All of the material should be reproduced exactly, with pictures left out.

Collection entries:
---------------

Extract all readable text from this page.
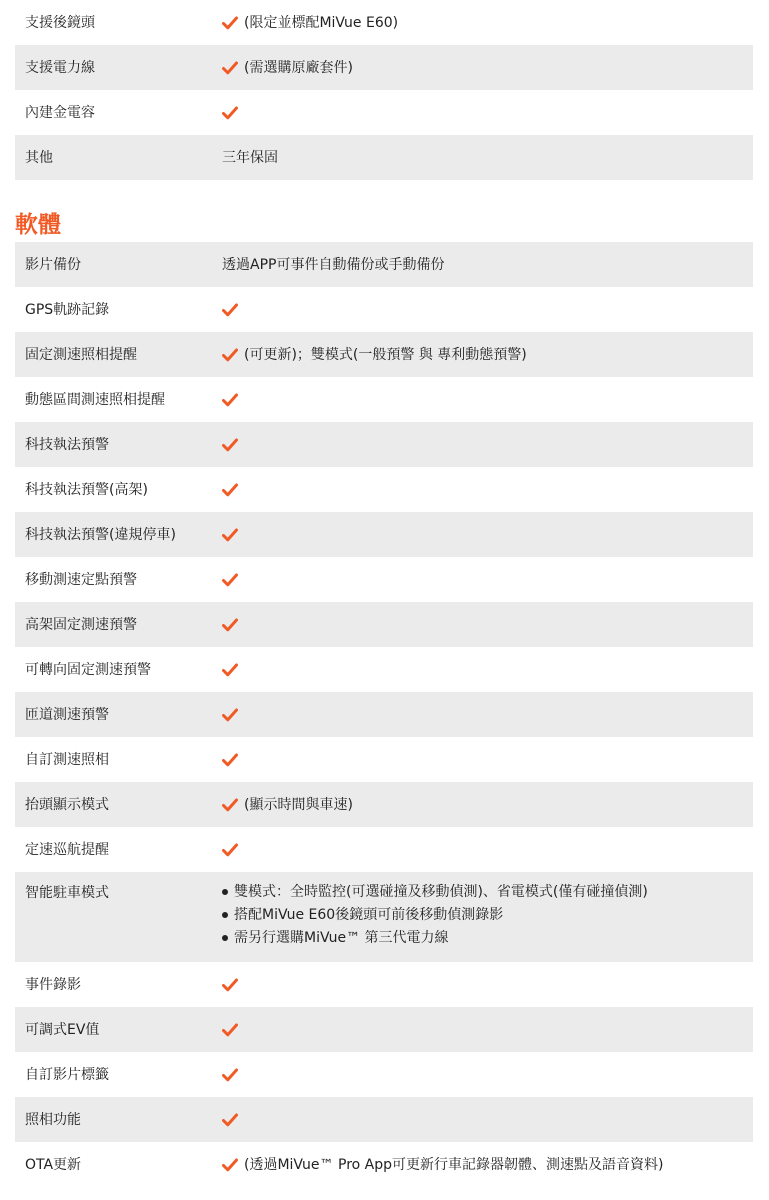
支援後鏡頭	(限定並標配MiVue E60)
支援電力線	(需選購原廠套件)
內建金電容
其他	三年保固
軟體
影片備份	透過APP可事件自動備份或手動備份
GPS軌跡記錄
固定測速照相提醒	(可更新)；雙模式(一般預警 與 專利動態預警)
動態區間測速照相提醒
科技執法預警
科技執法預警(高架)
科技執法預警(違規停車)
移動測速定點預警
高架固定測速預警
可轉向固定測速預警
匝道測速預警
自訂測速照相
抬頭顯示模式	(顯示時間與車速)
定速巡航提醒
智能駐車模式	雙模式：全時監控(可選碰撞及移動偵測)、省電模式(僅有碰撞偵測)
搭配MiVue E60後鏡頭可前後移動偵測錄影
需另行選購MiVue™ 第三代電力線
事件錄影
可調式EV值
自訂影片標籤
照相功能
OTA更新	(透過MiVue™ Pro App可更新行車記錄器韌體、測速點及語音資料)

---------------

# Full output:
Extract all readable text from this page.
支援後鏡頭	(限定並標配MiVue E60)
支援電力線	(需選購原廠套件)
內建金電容
其他	三年保固
軟體
影片備份	透過APP可事件自動備份或手動備份
GPS軌跡記錄
固定測速照相提醒	(可更新)；雙模式(一般預警 與 專利動態預警)
動態區間測速照相提醒
科技執法預警
科技執法預警(高架)
科技執法預警(違規停車)
移動測速定點預警
高架固定測速預警
可轉向固定測速預警
匝道測速預警
自訂測速照相
抬頭顯示模式	(顯示時間與車速)
定速巡航提醒
智能駐車模式	雙模式：全時監控(可選碰撞及移動偵測)、省電模式(僅有碰撞偵測)
搭配MiVue E60後鏡頭可前後移動偵測錄影
需另行選購MiVue™ 第三代電力線
事件錄影
可調式EV值
自訂影片標籤
照相功能
OTA更新	(透過MiVue™ Pro App可更新行車記錄器韌體、測速點及語音資料)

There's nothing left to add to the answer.